---------- TASK DATA ----------

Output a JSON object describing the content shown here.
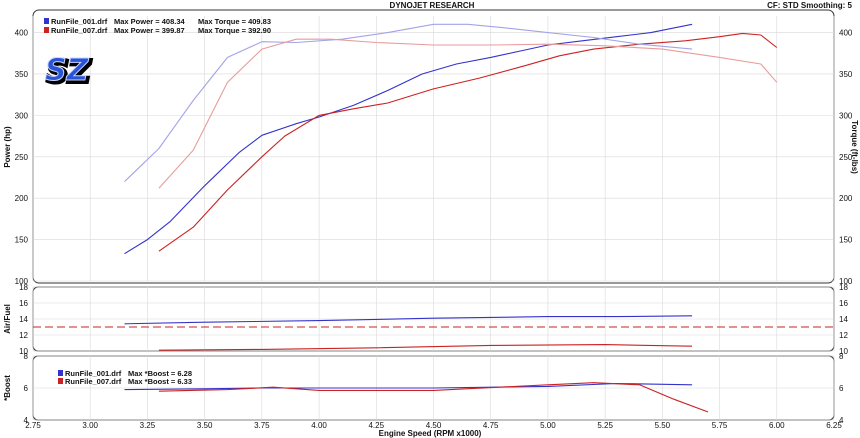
{
  "header": {
    "title": "DYNOJET RESEARCH",
    "settings": "CF: STD  Smoothing: 5"
  },
  "logo": {
    "text": "SZ"
  },
  "legend_main": [
    {
      "file": "RunFile_001.drf",
      "power": "Max Power = 408.34",
      "torque": "Max Torque = 409.83",
      "color": "#3333cc"
    },
    {
      "file": "RunFile_007.drf",
      "power": "Max Power = 399.87",
      "torque": "Max Torque = 392.90",
      "color": "#cc2222"
    }
  ],
  "legend_boost": [
    {
      "file": "RunFile_001.drf",
      "text": "Max *Boost = 6.28",
      "color": "#3333cc"
    },
    {
      "file": "RunFile_007.drf",
      "text": "Max *Boost = 6.33",
      "color": "#cc2222"
    }
  ],
  "chart_data": [
    {
      "type": "line",
      "title": "DYNOJET RESEARCH",
      "xlabel": "Engine Speed (RPM x1000)",
      "ylabel": "Power (hp)",
      "ylabel_right": "Torque (ft-lbs)",
      "xlim": [
        2.75,
        6.25
      ],
      "ylim": [
        100,
        420
      ],
      "x_ticks": [
        "2.75",
        "3.00",
        "3.25",
        "3.50",
        "3.75",
        "4.00",
        "4.25",
        "4.50",
        "4.75",
        "5.00",
        "5.25",
        "5.50",
        "5.75",
        "6.00",
        "6.25"
      ],
      "y_ticks": [
        "100",
        "150",
        "200",
        "250",
        "300",
        "350",
        "400"
      ],
      "series": [
        {
          "name": "RunFile_001.drf",
          "measure": "Power",
          "color": "#3333cc",
          "light": false,
          "x": [
            3.15,
            3.25,
            3.35,
            3.5,
            3.65,
            3.75,
            3.9,
            4.0,
            4.15,
            4.3,
            4.45,
            4.6,
            4.75,
            4.9,
            5.0,
            5.15,
            5.3,
            5.45,
            5.63
          ],
          "y": [
            133,
            150,
            172,
            215,
            255,
            276,
            290,
            298,
            312,
            330,
            350,
            362,
            370,
            379,
            385,
            390,
            395,
            400,
            410
          ]
        },
        {
          "name": "RunFile_007.drf",
          "measure": "Power",
          "color": "#cc2222",
          "light": false,
          "x": [
            3.3,
            3.45,
            3.6,
            3.75,
            3.85,
            4.0,
            4.15,
            4.3,
            4.5,
            4.7,
            4.9,
            5.05,
            5.2,
            5.4,
            5.6,
            5.75,
            5.85,
            5.93,
            6.0
          ],
          "y": [
            136,
            165,
            210,
            250,
            275,
            300,
            308,
            315,
            332,
            345,
            360,
            372,
            380,
            386,
            390,
            395,
            399,
            397,
            382
          ]
        },
        {
          "name": "RunFile_001.drf",
          "measure": "Torque",
          "color": "#3333cc",
          "light": true,
          "x": [
            3.15,
            3.3,
            3.45,
            3.6,
            3.75,
            3.9,
            4.1,
            4.3,
            4.5,
            4.65,
            4.8,
            5.0,
            5.2,
            5.4,
            5.63
          ],
          "y": [
            220,
            260,
            318,
            370,
            389,
            388,
            392,
            400,
            410,
            410,
            406,
            400,
            394,
            386,
            380
          ]
        },
        {
          "name": "RunFile_007.drf",
          "measure": "Torque",
          "color": "#cc2222",
          "light": true,
          "x": [
            3.3,
            3.45,
            3.6,
            3.75,
            3.9,
            4.05,
            4.25,
            4.5,
            4.75,
            5.0,
            5.25,
            5.5,
            5.75,
            5.93,
            6.0
          ],
          "y": [
            212,
            258,
            340,
            380,
            392,
            392,
            388,
            385,
            385,
            386,
            384,
            380,
            370,
            362,
            340
          ]
        }
      ]
    },
    {
      "type": "line",
      "ylabel": "Air/Fuel",
      "xlim": [
        2.75,
        6.25
      ],
      "ylim": [
        10,
        18
      ],
      "y_ticks": [
        "10",
        "12",
        "14",
        "16",
        "18"
      ],
      "reference_line": 13,
      "series": [
        {
          "name": "RunFile_001.drf",
          "color": "#3333cc",
          "x": [
            3.15,
            3.5,
            4.0,
            4.5,
            5.0,
            5.3,
            5.63
          ],
          "y": [
            13.4,
            13.6,
            13.8,
            14.1,
            14.3,
            14.3,
            14.4
          ]
        },
        {
          "name": "RunFile_007.drf",
          "color": "#cc2222",
          "x": [
            3.3,
            3.75,
            4.25,
            4.75,
            5.25,
            5.63
          ],
          "y": [
            10.1,
            10.2,
            10.4,
            10.7,
            10.8,
            10.6
          ]
        }
      ]
    },
    {
      "type": "line",
      "ylabel": "*Boost",
      "xlim": [
        2.75,
        6.25
      ],
      "ylim": [
        4,
        8
      ],
      "y_ticks": [
        "4",
        "6",
        "8"
      ],
      "series": [
        {
          "name": "RunFile_001.drf",
          "color": "#3333cc",
          "x": [
            3.15,
            3.5,
            3.75,
            4.0,
            4.5,
            5.0,
            5.3,
            5.63
          ],
          "y": [
            5.9,
            5.95,
            6.0,
            6.0,
            6.0,
            6.1,
            6.28,
            6.2
          ]
        },
        {
          "name": "RunFile_007.drf",
          "color": "#cc2222",
          "x": [
            3.3,
            3.6,
            3.8,
            4.0,
            4.5,
            5.0,
            5.2,
            5.4,
            5.55,
            5.7
          ],
          "y": [
            5.8,
            5.9,
            6.05,
            5.85,
            5.85,
            6.2,
            6.33,
            6.2,
            5.3,
            4.5
          ]
        }
      ]
    }
  ]
}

----------

* EXERCISE OBJECTIVE
Count the lines in the records above that hold the word "Power", and give only that number.

* EXERCISE SOLUTION
5